> EXERCISE DIRECTIONS
Copy each line of the entries beneath that contains the word "spate".

-- start SUPPLIED RECORDS --

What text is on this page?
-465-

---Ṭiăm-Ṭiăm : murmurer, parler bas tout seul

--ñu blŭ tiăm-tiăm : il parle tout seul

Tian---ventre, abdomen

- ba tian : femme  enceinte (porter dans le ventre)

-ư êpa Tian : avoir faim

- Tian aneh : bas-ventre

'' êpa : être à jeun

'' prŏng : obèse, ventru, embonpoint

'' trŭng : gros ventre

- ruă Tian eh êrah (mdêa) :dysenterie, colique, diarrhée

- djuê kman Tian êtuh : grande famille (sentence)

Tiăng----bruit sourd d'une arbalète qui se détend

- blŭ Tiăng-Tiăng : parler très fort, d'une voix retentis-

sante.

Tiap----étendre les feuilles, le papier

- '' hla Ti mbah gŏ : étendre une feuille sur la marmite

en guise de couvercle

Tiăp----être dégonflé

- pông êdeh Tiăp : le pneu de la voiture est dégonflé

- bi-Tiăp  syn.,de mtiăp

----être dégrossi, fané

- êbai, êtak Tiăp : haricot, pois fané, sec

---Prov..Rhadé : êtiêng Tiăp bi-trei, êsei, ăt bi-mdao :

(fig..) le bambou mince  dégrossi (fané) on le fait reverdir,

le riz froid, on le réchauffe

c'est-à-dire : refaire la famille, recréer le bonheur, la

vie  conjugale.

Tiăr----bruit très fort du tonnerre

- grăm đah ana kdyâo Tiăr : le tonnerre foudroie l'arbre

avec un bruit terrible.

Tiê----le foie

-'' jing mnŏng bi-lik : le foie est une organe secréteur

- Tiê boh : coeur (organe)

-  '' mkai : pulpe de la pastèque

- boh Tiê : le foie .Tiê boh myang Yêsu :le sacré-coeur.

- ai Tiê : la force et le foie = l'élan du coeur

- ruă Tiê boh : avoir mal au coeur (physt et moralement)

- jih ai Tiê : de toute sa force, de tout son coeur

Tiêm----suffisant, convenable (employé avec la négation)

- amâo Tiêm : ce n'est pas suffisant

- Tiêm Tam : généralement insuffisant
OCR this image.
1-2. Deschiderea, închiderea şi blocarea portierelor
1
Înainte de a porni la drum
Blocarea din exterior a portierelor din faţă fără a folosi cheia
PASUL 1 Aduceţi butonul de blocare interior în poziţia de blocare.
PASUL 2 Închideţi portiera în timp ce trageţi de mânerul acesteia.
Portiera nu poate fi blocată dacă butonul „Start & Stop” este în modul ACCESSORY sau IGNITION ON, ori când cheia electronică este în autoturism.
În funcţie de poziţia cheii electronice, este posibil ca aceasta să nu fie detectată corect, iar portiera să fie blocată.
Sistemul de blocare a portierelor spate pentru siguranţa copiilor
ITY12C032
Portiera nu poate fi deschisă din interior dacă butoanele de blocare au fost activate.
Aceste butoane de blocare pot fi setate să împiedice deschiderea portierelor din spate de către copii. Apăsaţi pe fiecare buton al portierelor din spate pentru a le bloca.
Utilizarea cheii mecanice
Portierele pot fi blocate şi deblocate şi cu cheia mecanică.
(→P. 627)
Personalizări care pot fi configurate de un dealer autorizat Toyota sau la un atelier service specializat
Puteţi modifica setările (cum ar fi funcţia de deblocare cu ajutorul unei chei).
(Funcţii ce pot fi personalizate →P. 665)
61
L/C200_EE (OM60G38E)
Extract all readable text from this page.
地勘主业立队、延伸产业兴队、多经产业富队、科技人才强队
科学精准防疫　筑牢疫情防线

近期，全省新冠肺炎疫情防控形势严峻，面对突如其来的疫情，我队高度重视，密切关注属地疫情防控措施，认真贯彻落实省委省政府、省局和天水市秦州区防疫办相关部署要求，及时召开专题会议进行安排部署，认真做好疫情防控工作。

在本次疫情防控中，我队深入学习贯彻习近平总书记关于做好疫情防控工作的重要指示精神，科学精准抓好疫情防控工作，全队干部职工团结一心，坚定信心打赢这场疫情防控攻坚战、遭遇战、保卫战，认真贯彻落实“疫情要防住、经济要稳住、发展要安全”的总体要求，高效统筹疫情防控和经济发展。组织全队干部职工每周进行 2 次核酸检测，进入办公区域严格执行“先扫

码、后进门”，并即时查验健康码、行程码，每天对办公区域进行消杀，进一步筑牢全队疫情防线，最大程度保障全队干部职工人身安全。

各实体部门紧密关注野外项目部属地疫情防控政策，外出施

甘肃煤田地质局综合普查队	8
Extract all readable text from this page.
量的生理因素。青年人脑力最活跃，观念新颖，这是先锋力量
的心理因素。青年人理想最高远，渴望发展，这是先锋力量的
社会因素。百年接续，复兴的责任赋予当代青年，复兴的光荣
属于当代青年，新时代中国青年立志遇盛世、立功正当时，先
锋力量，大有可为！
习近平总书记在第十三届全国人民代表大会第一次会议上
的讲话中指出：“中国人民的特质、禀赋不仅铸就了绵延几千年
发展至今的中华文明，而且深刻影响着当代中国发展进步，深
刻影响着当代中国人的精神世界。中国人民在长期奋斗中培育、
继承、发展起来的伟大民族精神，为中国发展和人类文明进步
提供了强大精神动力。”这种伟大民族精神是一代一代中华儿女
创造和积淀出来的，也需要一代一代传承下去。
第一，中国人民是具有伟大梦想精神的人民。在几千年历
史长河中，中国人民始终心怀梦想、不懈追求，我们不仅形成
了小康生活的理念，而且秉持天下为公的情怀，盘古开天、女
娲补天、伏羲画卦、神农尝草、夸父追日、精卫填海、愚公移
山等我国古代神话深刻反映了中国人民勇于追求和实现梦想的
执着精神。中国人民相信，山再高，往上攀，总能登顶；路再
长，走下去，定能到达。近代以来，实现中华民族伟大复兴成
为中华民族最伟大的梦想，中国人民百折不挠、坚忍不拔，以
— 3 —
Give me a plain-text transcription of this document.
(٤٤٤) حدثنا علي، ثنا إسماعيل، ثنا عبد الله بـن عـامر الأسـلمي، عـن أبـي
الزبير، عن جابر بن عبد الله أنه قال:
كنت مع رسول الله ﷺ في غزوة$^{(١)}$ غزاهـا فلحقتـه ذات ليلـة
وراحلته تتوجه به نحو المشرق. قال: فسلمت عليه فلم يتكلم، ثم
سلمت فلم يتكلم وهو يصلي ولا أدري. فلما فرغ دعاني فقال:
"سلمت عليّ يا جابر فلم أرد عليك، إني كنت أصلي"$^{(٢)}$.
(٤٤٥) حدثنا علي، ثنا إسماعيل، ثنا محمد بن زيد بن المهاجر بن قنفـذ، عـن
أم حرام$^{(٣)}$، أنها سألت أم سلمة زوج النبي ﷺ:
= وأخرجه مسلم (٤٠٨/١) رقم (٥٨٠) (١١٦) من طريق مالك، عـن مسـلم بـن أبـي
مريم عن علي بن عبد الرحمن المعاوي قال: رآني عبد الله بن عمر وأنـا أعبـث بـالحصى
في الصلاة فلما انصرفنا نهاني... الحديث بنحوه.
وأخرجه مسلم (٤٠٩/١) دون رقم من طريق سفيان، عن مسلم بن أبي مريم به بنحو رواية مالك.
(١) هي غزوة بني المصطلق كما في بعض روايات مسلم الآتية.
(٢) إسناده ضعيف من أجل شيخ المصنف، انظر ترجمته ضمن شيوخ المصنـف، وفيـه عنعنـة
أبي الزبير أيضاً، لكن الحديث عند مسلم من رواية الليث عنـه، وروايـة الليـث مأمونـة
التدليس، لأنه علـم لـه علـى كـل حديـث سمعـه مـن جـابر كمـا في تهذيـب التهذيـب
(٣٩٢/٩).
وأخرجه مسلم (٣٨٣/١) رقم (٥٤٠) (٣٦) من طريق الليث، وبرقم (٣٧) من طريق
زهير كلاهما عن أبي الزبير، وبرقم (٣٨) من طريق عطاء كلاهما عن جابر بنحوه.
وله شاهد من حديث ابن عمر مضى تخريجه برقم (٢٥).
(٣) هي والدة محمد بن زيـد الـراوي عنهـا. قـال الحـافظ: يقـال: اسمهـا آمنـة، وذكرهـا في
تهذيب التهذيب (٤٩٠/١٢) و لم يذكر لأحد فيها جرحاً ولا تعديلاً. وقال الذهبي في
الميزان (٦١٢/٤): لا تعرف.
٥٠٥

-- end SUPPLIED RECORDS --

> WORKED SOLUTION
Sistemul de blocare a portierelor spate pentru siguranţa copiilor
Aceste butoane de blocare pot fi setate să împiedice deschiderea portierelor din spate de către copii. Apăsaţi pe fiecare buton al portierelor din spate pentru a le bloca.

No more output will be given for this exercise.